━━━━━ Input ━━━━━

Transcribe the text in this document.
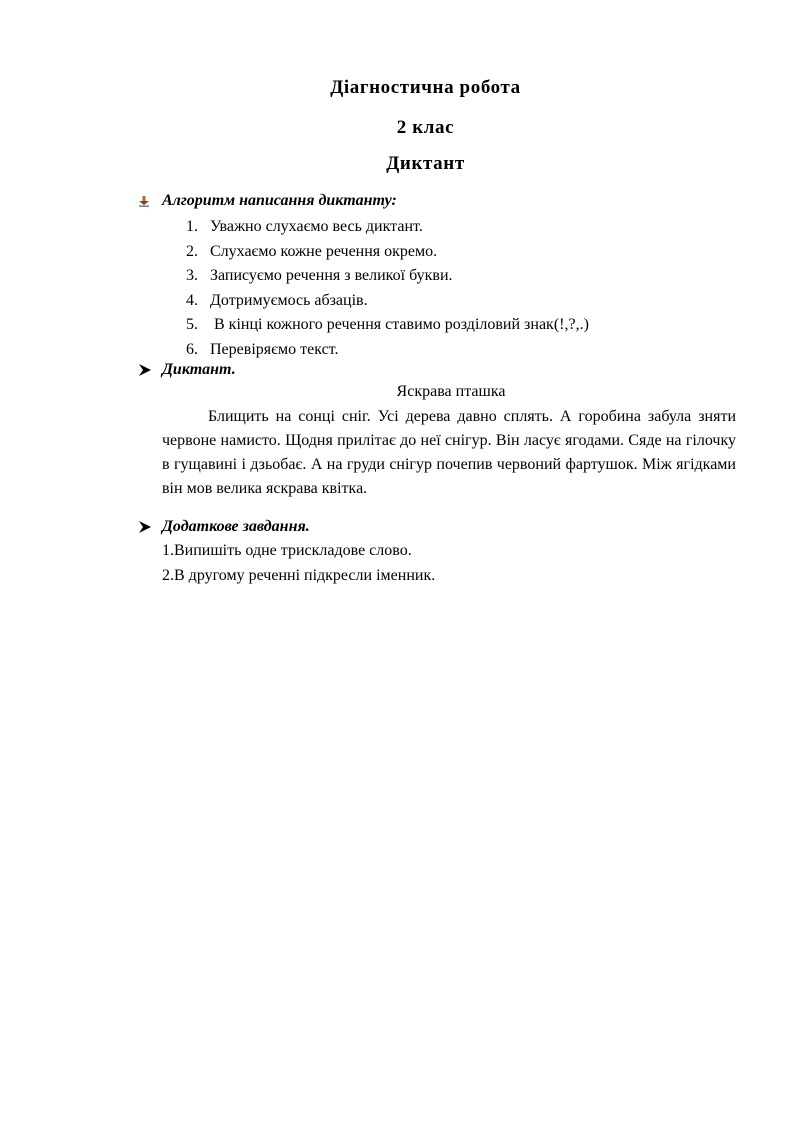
Діагностична робота
2 клас
Диктант
Алгоритм написання диктанту:
1. Уважно слухаємо весь диктант.
2. Слухаємо кожне речення окремо.
3. Записуємо речення з великої букви.
4. Дотримуємось абзаців.
5. В кінці кожного речення ставимо розділовий знак(!,?,.)
6. Перевіряємо текст.
Диктант.
Яскрава пташка

Блищить на сонці сніг. Усі дерева давно сплять. А горобина забула зняти червоне намисто. Щодня прилітає до неї снігур. Він ласує ягодами. Сяде на гілочку в гущавині і дзьобає. А на груди снігур почепив червоний фартушок. Між ягідками він мов велика яскрава квітка.

Додаткове завдання.
1.Випишіть одне трискладове слово.
2.В другому реченні підкресли іменник.
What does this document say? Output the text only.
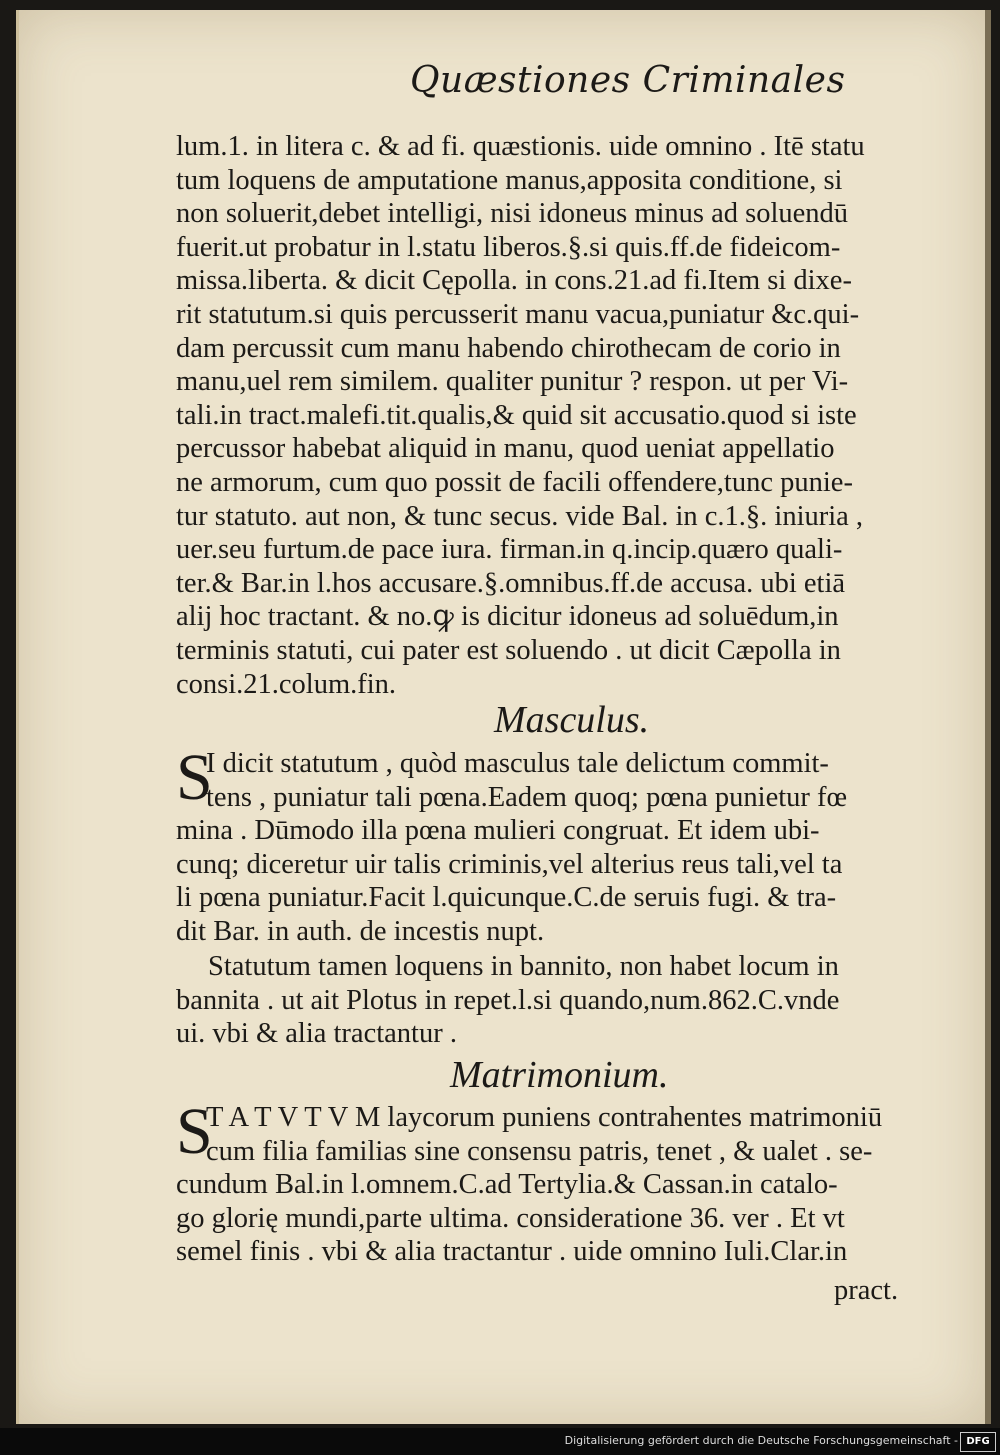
Quæstiones Criminales
lum.1. in litera c. & ad fi. quæstionis. uide omnino . Itē statu
tum loquens de amputatione manus,apposita conditione, si
non soluerit,debet intelligi, nisi idoneus minus ad soluendū
fuerit.ut probatur in l.statu liberos.§.si quis.ff.de fideicom-
missa.liberta. & dicit Cępolla. in cons.21.ad fi.Item si dixe-
rit statutum.si quis percusserit manu vacua,puniatur &c.qui-
dam percussit cum manu habendo chirothecam de corio in
manu,uel rem similem. qualiter punitur ? respon. ut per Vi-
tali.in tract.malefi.tit.qualis,& quid sit accusatio.quod si iste
percussor habebat aliquid in manu, quod ueniat appellatio
ne armorum, cum quo possit de facili offendere,tunc punie-
tur statuto. aut non, & tunc secus. vide Bal. in c.1.§. iniuria ,
uer.seu furtum.de pace iura. firman.in q.incip.quæro quali-
ter.& Bar.in l.hos accusare.§.omnibus.ff.de accusa. ubi etiā
alij hoc tractant. & no.ꝙ is dicitur idoneus ad soluēdum,in
terminis statuti, cui pater est soluendo . ut dicit Cæpolla in
consi.21.colum.fin.
Masculus.
S
I dicit statutum , quòd masculus tale delictum commit-
tens , puniatur tali pœna.Eadem quoq; pœna punietur fœ
mina . Dūmodo illa pœna mulieri congruat. Et idem ubi-
cunq; diceretur uir talis criminis,vel alterius reus tali,vel ta
li pœna puniatur.Facit l.quicunque.C.de seruis fugi. & tra-
dit Bar. in auth. de incestis nupt.
Statutum tamen loquens in bannito, non habet locum in
bannita . ut ait Plotus in repet.l.si quando,num.862.C.vnde
ui. vbi & alia tractantur .
Matrimonium.
S
T A T V T V M laycorum puniens contrahentes matrimoniū
cum filia familias sine consensu patris, tenet , & ualet . se-
cundum Bal.in l.omnem.C.ad Tertylia.& Cassan.in catalo-
go glorię mundi,parte ultima. consideratione 36. ver . Et vt
semel finis . vbi & alia tractantur . uide omnino Iuli.Clar.in
pract.
Digitalisierung gefördert durch die Deutsche Forschungsgemeinschaft - DFG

━━━━━

**Work to be completed:**
Scan the listing above. Gather each line that contains the word "quod".

**Answer to this exercise:**
tali.in tract.malefi.tit.qualis,& quid sit accusatio.quod si iste
percussor habebat aliquid in manu, quod ueniat appellatio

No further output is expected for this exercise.